(Layout annotation data)

..............................

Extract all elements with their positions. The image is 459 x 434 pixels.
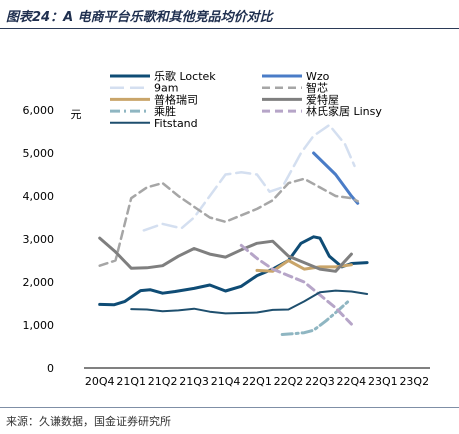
chart-title: 图表24：A 电商平台乐歌和其他竞品均价对比 [6, 10, 273, 25]
series-line [280, 299, 350, 336]
title-divider [0, 28, 459, 29]
source-divider [0, 407, 459, 408]
x-tick-label: 20Q4 [85, 375, 115, 388]
series-line [142, 123, 356, 232]
x-tick-label: 21Q1 [116, 375, 146, 388]
legend-label: 9am [154, 82, 178, 95]
x-tick-label: 22Q3 [305, 375, 335, 388]
y-tick-label: 5,000 [23, 147, 55, 160]
source-note: 来源：久谦数据，国金证券研究所 [6, 415, 171, 428]
y-tick-label: 1,000 [23, 319, 55, 332]
legend-label: 乐歌 Loctek [154, 69, 216, 83]
y-tick-label: 2,000 [23, 276, 55, 289]
y-unit-label: 元 [71, 108, 82, 121]
series-line [239, 243, 353, 326]
x-tick-label: 22Q2 [274, 375, 304, 388]
legend-label: 林氏家居 Linsy [306, 104, 382, 118]
series-line [98, 177, 359, 267]
series-line [255, 259, 353, 273]
legend-label: 普格瑞司 [154, 92, 198, 106]
axes: 0 1,000 2,000 3,000 4,000 5,000 6,000 元 20Q4 21Q1… [23, 104, 430, 388]
x-tick-label: 22Q4 [337, 375, 367, 388]
legend-label: Wzo [306, 70, 330, 83]
plot-area [98, 123, 369, 336]
y-tick-label: 0 [47, 362, 54, 375]
legend-label: 智芯 [306, 81, 328, 95]
legend-label: Fitstand [154, 117, 198, 130]
x-tick-label: 21Q2 [148, 375, 178, 388]
series-line [130, 289, 369, 315]
x-tick-label: 23Q1 [368, 375, 398, 388]
legend-label: 爱特屋 [306, 92, 339, 106]
y-tick-label: 6,000 [23, 104, 55, 117]
series-line [98, 236, 353, 273]
x-tick-label: 21Q3 [179, 375, 209, 388]
y-tick-label: 4,000 [23, 190, 55, 203]
series-line [98, 235, 369, 307]
x-tick-label: 23Q2 [399, 375, 429, 388]
y-tick-label: 3,000 [23, 233, 55, 246]
x-tick-label: 22Q1 [242, 375, 272, 388]
legend-label: 乘胜 [154, 104, 176, 118]
x-tick-label: 21Q4 [211, 375, 241, 388]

..............................

= YOUR GOAL =
Set out each line of the material above as a JSON array of strings, one string per line. Skip blank lines and leave the pictures out.

= WRITTEN SOLUTION =
[
  "Extract all elements with their positions. The image is 459 x 434 pixels.",
  "chart-title: 图表24：A 电商平台乐歌和其他竞品均价对比 [6, 10, 273, 25]",
  "series-line [280, 299, 350, 336]",
  "title-divider [0, 28, 459, 29]",
  "source-divider [0, 407, 459, 408]",
  "x-tick-label: 20Q4 [85, 375, 115, 388]",
  "series-line [142, 123, 356, 232]",
  "x-tick-label: 21Q1 [116, 375, 146, 388]",
  "legend-label: 9am [154, 82, 178, 95]",
  "x-tick-label: 22Q3 [305, 375, 335, 388]",
  "y-tick-label: 5,000 [23, 147, 55, 160]",
  "source-note: 来源：久谦数据，国金证券研究所 [6, 415, 171, 428]",
  "y-tick-label: 1,000 [23, 319, 55, 332]",
  "legend-label: 乐歌 Loctek [154, 69, 216, 83]",
  "y-tick-label: 2,000 [23, 276, 55, 289]",
  "y-unit-label: 元 [71, 108, 82, 121]",
  "series-line [239, 243, 353, 326]",
  "x-tick-label: 22Q2 [274, 375, 304, 388]",
  "legend-label: 林氏家居 Linsy [306, 104, 382, 118]",
  "series-line [98, 177, 359, 267]",
  "series-line [255, 259, 353, 273]",
  "legend-label: 普格瑞司 [154, 92, 198, 106]",
  "axes: 0 1,000 2,000 3,000 4,000 5,000 6,000 元 20Q4 21Q1… [23, 104, 430, 388]",
  "x-tick-label: 22Q4 [337, 375, 367, 388]",
  "legend-label: Wzo [306, 70, 330, 83]",
  "plot-area [98, 123, 369, 336]",
  "y-tick-label: 0 [47, 362, 54, 375]",
  "legend-label: 智芯 [306, 81, 328, 95]",
  "legend-label: Fitstand [154, 117, 198, 130]",
  "x-tick-label: 21Q2 [148, 375, 178, 388]",
  "series-line [130, 289, 369, 315]",
  "x-tick-label: 23Q1 [368, 375, 398, 388]",
  "legend-label: 爱特屋 [306, 92, 339, 106]",
  "y-tick-label: 6,000 [23, 104, 55, 117]",
  "series-line [98, 236, 353, 273]",
  "x-tick-label: 21Q3 [179, 375, 209, 388]",
  "y-tick-label: 4,000 [23, 190, 55, 203]",
  "series-line [98, 235, 369, 307]",
  "x-tick-label: 23Q2 [399, 375, 429, 388]",
  "y-tick-label: 3,000 [23, 233, 55, 246]",
  "x-tick-label: 22Q1 [242, 375, 272, 388]",
  "legend-label: 乘胜 [154, 104, 176, 118]",
  "x-tick-label: 21Q4 [211, 375, 241, 388]"
]